> _YOUR OBJECTIVE_
What lines of the data hold the string "selected"? Pull each one out.

> _MATERIAL FOR THIS EXERCISE_
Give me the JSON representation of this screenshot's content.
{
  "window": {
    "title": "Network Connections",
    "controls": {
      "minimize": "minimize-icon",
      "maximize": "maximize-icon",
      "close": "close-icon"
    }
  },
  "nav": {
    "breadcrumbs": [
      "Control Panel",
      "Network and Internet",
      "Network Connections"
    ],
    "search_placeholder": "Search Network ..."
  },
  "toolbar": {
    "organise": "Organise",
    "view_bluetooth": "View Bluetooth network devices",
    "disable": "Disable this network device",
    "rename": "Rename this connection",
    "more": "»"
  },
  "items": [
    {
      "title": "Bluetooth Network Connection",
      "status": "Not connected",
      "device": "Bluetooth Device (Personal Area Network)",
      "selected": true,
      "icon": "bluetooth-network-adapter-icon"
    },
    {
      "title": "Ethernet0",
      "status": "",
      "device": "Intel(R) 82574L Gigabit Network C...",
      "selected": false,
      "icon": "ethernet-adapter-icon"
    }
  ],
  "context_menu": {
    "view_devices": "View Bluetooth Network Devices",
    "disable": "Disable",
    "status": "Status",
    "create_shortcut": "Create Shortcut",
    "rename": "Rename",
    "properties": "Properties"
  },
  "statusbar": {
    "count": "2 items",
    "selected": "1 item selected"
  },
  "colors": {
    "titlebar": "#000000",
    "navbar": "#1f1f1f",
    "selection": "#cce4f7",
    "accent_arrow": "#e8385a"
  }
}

---

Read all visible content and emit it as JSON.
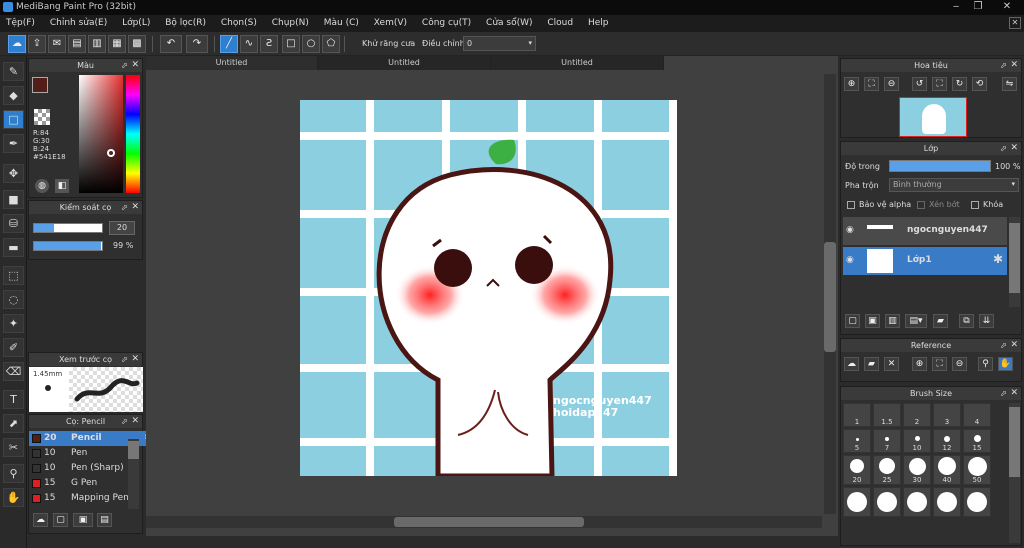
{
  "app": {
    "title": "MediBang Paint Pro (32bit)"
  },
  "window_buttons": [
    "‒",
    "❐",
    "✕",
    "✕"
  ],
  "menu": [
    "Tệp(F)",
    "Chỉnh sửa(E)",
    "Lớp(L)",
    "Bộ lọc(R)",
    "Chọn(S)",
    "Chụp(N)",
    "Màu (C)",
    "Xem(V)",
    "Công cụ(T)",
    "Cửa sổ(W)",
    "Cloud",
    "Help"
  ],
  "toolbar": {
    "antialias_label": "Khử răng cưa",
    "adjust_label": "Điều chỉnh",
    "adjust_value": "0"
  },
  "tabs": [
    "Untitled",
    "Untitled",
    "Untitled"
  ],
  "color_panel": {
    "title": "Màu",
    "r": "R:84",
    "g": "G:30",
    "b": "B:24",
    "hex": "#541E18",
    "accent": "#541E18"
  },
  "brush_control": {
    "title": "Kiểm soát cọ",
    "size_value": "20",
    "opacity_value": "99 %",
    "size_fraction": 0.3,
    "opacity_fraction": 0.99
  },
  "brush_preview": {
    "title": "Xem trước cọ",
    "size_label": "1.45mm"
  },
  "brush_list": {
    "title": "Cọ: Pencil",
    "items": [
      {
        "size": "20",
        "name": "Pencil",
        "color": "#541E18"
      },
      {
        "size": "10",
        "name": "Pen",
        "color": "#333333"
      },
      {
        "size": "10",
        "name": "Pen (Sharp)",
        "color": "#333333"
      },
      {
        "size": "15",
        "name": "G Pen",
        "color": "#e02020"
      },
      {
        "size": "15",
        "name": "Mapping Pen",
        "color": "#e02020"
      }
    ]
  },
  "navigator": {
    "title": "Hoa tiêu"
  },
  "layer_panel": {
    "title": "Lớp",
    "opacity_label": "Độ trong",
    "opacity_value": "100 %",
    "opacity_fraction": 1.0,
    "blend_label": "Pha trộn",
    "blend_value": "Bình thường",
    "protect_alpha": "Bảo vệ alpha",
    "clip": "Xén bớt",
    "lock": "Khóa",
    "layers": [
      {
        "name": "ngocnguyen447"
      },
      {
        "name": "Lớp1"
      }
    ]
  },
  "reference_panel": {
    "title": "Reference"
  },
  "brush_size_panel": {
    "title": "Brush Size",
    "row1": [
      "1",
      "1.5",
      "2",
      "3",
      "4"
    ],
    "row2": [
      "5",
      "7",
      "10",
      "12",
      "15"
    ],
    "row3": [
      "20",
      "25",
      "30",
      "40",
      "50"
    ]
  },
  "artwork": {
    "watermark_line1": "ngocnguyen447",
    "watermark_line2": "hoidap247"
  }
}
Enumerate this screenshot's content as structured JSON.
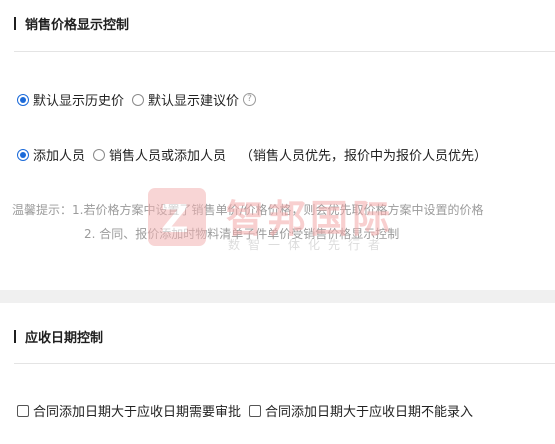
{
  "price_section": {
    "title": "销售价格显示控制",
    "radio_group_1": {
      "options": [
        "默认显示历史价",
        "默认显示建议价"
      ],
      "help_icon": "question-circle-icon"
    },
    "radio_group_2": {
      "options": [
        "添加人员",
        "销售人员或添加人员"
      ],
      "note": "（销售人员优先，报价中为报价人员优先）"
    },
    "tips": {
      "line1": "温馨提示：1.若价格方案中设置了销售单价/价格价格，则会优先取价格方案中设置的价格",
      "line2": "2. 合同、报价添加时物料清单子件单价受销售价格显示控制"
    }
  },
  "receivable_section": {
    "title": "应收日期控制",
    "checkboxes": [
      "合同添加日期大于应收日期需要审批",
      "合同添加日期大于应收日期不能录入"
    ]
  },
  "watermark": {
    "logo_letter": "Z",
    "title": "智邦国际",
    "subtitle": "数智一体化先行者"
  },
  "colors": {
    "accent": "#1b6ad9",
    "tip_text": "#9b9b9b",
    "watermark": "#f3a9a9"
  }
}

> _ANSWER TO THE TASK_
      "selected": true,
      "selected": false,
    "selected": "1 item selected"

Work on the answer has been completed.